Excerpts from a figure dataset:
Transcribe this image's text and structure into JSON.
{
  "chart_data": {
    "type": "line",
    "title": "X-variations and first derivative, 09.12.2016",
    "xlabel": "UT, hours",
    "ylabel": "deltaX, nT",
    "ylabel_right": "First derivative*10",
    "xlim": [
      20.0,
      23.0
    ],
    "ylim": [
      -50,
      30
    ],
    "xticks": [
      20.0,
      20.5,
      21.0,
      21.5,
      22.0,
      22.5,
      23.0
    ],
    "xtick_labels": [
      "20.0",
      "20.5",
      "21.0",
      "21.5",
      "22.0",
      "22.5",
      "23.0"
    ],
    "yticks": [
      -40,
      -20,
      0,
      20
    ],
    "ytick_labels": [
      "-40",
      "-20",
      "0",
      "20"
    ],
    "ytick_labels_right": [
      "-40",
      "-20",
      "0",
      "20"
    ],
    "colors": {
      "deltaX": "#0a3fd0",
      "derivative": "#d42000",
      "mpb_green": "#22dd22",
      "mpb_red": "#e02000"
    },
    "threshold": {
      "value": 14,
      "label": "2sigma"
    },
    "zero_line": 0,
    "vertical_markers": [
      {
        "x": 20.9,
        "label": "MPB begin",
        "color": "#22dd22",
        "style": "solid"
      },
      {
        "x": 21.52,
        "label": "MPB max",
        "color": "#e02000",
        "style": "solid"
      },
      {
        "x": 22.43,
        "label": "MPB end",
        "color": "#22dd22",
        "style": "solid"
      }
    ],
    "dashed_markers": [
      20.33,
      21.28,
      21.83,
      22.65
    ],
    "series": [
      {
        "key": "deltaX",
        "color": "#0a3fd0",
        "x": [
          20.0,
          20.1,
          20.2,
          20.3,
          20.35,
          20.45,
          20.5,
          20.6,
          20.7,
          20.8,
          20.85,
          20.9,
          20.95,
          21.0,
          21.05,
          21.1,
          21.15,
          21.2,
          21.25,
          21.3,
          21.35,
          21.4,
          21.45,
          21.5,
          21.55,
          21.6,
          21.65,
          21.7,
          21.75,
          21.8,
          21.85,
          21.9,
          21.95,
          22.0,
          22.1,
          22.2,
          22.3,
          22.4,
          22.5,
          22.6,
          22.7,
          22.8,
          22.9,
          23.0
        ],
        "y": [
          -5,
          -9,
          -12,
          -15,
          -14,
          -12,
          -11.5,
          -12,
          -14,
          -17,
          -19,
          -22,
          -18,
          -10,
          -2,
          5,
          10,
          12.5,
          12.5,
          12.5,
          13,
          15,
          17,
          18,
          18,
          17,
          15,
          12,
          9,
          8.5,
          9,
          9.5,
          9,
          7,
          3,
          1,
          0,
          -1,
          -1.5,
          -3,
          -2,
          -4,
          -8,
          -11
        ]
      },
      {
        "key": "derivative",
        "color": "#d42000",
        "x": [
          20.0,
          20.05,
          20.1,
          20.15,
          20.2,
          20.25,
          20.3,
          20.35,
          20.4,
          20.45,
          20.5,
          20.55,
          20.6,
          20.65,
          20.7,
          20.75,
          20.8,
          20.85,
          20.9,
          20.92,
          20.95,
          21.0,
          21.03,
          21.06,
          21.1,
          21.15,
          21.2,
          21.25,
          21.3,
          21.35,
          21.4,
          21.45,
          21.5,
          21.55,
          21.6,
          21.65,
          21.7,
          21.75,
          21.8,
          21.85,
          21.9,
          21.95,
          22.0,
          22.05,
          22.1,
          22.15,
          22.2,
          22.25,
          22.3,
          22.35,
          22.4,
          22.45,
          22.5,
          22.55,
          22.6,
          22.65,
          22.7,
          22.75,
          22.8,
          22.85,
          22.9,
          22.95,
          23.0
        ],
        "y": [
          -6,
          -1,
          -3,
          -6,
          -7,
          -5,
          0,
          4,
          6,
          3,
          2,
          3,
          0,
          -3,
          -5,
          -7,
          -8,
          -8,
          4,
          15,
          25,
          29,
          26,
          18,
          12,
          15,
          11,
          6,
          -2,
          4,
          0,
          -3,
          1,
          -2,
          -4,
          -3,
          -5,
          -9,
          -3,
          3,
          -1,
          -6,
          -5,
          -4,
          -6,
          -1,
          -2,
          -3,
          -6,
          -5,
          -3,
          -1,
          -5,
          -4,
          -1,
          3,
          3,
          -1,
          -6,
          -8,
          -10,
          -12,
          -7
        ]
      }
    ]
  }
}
...
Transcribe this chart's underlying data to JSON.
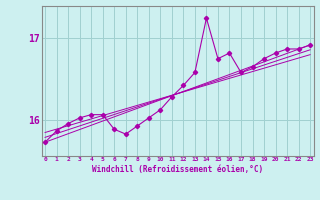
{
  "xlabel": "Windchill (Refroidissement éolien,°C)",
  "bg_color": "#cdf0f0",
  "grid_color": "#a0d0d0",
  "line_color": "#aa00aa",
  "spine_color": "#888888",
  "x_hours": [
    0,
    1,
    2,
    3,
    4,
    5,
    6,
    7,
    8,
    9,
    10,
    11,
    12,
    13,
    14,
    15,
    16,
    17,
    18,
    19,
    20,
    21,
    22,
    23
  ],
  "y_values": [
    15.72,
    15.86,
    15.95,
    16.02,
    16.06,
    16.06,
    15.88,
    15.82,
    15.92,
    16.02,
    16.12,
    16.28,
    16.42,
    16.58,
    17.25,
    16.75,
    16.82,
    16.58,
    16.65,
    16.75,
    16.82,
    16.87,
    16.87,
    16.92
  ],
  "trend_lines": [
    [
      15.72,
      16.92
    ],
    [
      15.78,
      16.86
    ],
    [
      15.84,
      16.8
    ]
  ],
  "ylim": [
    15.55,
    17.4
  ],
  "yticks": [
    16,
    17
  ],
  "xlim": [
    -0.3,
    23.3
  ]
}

Job: Count the lines in the entries above that include the string "JSON", then give only that figure.

Solution below: 2